• **What is expected**
List each line of the data that holds the string "title", please.
--- START OF Record set ---
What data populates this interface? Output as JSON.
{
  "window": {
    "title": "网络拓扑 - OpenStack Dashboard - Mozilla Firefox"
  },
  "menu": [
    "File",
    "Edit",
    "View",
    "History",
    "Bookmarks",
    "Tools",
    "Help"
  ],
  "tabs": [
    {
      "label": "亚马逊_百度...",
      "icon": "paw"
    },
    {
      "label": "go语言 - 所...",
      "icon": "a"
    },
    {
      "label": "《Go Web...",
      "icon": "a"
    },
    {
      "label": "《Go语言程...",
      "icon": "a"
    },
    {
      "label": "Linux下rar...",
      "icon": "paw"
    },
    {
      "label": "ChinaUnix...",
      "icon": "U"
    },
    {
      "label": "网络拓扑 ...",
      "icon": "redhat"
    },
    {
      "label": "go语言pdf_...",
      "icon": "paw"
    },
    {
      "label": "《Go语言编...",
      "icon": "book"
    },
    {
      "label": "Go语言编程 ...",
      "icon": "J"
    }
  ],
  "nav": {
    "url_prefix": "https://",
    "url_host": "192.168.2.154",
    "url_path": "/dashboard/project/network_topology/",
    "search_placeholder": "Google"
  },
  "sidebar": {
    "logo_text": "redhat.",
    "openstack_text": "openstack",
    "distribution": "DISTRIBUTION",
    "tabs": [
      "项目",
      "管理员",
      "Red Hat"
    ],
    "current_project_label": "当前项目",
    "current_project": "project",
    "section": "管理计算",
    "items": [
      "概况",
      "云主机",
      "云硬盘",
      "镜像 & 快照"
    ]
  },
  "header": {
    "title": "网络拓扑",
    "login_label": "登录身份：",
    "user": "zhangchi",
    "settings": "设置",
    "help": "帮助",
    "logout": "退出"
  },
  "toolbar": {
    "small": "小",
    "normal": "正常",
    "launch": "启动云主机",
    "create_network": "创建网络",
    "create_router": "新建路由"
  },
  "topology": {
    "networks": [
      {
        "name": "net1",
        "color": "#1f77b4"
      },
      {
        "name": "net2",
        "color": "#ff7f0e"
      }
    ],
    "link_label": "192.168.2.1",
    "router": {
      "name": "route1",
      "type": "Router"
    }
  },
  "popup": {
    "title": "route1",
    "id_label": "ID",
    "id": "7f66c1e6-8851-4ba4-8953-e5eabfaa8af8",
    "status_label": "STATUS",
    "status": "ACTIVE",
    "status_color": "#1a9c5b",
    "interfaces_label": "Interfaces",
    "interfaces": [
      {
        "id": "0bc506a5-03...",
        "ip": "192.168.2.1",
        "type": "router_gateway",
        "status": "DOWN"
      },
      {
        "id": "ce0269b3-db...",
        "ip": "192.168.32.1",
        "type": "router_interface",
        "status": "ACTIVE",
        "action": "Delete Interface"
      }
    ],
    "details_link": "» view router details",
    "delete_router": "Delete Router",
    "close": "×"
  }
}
--- END OF Record set ---
• **Solution**
    "title": "网络拓扑 - OpenStack Dashboard - Mozilla Firefox"
    "title": "网络拓扑",
    "title": "route1",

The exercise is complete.